* _Data extract_:
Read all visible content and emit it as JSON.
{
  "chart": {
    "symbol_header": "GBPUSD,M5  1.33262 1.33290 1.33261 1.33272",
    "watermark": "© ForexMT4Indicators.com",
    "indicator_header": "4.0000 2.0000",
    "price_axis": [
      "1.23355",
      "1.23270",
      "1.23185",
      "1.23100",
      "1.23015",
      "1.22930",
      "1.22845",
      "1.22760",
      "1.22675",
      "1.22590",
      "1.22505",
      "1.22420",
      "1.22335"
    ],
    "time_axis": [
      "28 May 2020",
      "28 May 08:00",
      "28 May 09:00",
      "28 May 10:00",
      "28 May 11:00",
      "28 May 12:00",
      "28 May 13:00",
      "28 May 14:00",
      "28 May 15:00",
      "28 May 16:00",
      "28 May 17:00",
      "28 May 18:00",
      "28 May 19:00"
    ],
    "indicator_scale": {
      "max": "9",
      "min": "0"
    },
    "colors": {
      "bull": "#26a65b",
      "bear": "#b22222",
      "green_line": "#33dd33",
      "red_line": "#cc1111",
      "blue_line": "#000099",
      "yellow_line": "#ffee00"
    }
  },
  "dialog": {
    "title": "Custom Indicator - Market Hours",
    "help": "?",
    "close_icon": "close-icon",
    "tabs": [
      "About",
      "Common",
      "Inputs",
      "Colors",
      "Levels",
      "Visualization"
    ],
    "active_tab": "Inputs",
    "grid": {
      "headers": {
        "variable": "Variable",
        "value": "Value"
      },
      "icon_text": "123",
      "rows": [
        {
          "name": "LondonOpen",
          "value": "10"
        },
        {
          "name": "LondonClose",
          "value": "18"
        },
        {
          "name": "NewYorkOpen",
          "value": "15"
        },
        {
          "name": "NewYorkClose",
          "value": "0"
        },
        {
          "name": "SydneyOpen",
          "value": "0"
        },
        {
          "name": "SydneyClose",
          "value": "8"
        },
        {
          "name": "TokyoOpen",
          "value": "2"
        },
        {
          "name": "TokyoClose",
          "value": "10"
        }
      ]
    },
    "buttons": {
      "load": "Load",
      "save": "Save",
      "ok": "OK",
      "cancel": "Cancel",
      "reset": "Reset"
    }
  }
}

* _Exercise prompt_: Quote each line of the data above exactly as written.

* _Reply_:
Read all visible content and emit it as JSON.
{
  "chart": {
    "symbol_header": "GBPUSD,M5  1.33262 1.33290 1.33261 1.33272",
    "watermark": "© ForexMT4Indicators.com",
    "indicator_header": "4.0000 2.0000",
    "price_axis": [
      "1.23355",
      "1.23270",
      "1.23185",
      "1.23100",
      "1.23015",
      "1.22930",
      "1.22845",
      "1.22760",
      "1.22675",
      "1.22590",
      "1.22505",
      "1.22420",
      "1.22335"
    ],
    "time_axis": [
      "28 May 2020",
      "28 May 08:00",
      "28 May 09:00",
      "28 May 10:00",
      "28 May 11:00",
      "28 May 12:00",
      "28 May 13:00",
      "28 May 14:00",
      "28 May 15:00",
      "28 May 16:00",
      "28 May 17:00",
      "28 May 18:00",
      "28 May 19:00"
    ],
    "indicator_scale": {
      "max": "9",
      "min": "0"
    },
    "colors": {
      "bull": "#26a65b",
      "bear": "#b22222",
      "green_line": "#33dd33",
      "red_line": "#cc1111",
      "blue_line": "#000099",
      "yellow_line": "#ffee00"
    }
  },
  "dialog": {
    "title": "Custom Indicator - Market Hours",
    "help": "?",
    "close_icon": "close-icon",
    "tabs": [
      "About",
      "Common",
      "Inputs",
      "Colors",
      "Levels",
      "Visualization"
    ],
    "active_tab": "Inputs",
    "grid": {
      "headers": {
        "variable": "Variable",
        "value": "Value"
      },
      "icon_text": "123",
      "rows": [
        {
          "name": "LondonOpen",
          "value": "10"
        },
        {
          "name": "LondonClose",
          "value": "18"
        },
        {
          "name": "NewYorkOpen",
          "value": "15"
        },
        {
          "name": "NewYorkClose",
          "value": "0"
        },
        {
          "name": "SydneyOpen",
          "value": "0"
        },
        {
          "name": "SydneyClose",
          "value": "8"
        },
        {
          "name": "TokyoOpen",
          "value": "2"
        },
        {
          "name": "TokyoClose",
          "value": "10"
        }
      ]
    },
    "buttons": {
      "load": "Load",
      "save": "Save",
      "ok": "OK",
      "cancel": "Cancel",
      "reset": "Reset"
    }
  }
}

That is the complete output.